-- begin Record list --
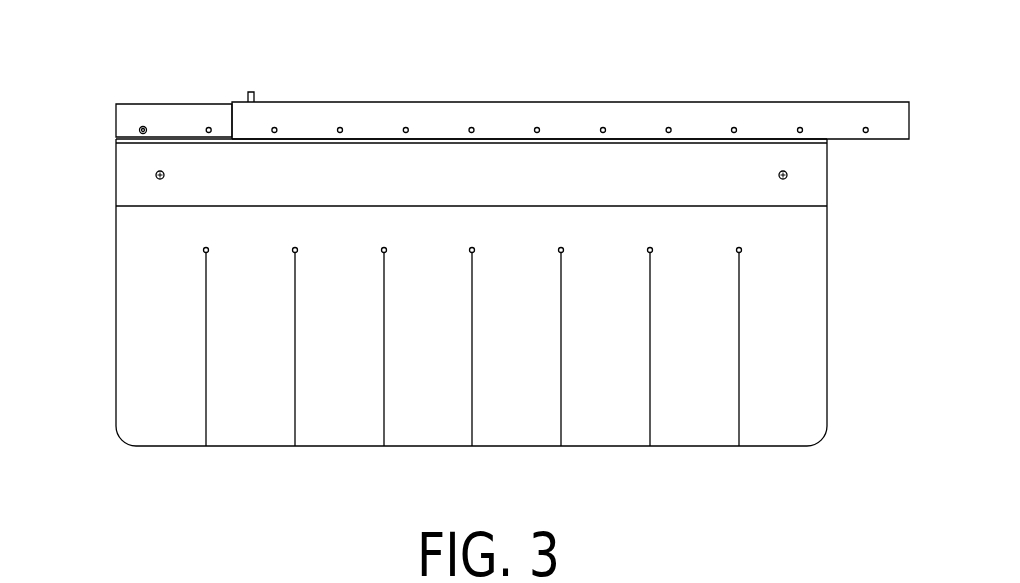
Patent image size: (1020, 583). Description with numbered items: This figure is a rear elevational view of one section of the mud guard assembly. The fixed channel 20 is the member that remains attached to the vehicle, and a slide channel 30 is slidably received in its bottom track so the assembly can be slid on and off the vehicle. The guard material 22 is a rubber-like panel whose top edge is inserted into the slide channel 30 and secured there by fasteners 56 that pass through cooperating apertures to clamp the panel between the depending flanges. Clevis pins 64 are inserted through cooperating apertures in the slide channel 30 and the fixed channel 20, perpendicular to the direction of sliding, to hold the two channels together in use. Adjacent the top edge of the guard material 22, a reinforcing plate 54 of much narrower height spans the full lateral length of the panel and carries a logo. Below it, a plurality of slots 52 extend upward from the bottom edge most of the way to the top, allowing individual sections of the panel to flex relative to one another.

The fixed channel 20 is at (697, 115).
The guard material 22 is at (166, 252).
The slide channel 30 is at (182, 118).
The slots 52 is at (207, 392).
The reinforcing plate 54 is at (120, 193).
The fasteners 56 is at (133, 123).
The clevis pins 64 is at (342, 128).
-- end Record list --
Instruction. Write out the listing again with "mud guard assembly" replaced by "splash guard assembly" and everything else unchanged. Leave out the pictures.

Solution to this problem.
Patent image size: (1020, 583). Description with numbered items: This figure is a rear elevational view of one section of the splash guard assembly. The fixed channel 20 is the member that remains attached to the vehicle, and a slide channel 30 is slidably received in its bottom track so the assembly can be slid on and off the vehicle. The guard material 22 is a rubber-like panel whose top edge is inserted into the slide channel 30 and secured there by fasteners 56 that pass through cooperating apertures to clamp the panel between the depending flanges. Clevis pins 64 are inserted through cooperating apertures in the slide channel 30 and the fixed channel 20, perpendicular to the direction of sliding, to hold the two channels together in use. Adjacent the top edge of the guard material 22, a reinforcing plate 54 of much narrower height spans the full lateral length of the panel and carries a logo. Below it, a plurality of slots 52 extend upward from the bottom edge most of the way to the top, allowing individual sections of the panel to flex relative to one another.

The fixed channel 20 is at (697, 115).
The guard material 22 is at (166, 252).
The slide channel 30 is at (182, 118).
The slots 52 is at (207, 392).
The reinforcing plate 54 is at (120, 193).
The fasteners 56 is at (133, 123).
The clevis pins 64 is at (342, 128).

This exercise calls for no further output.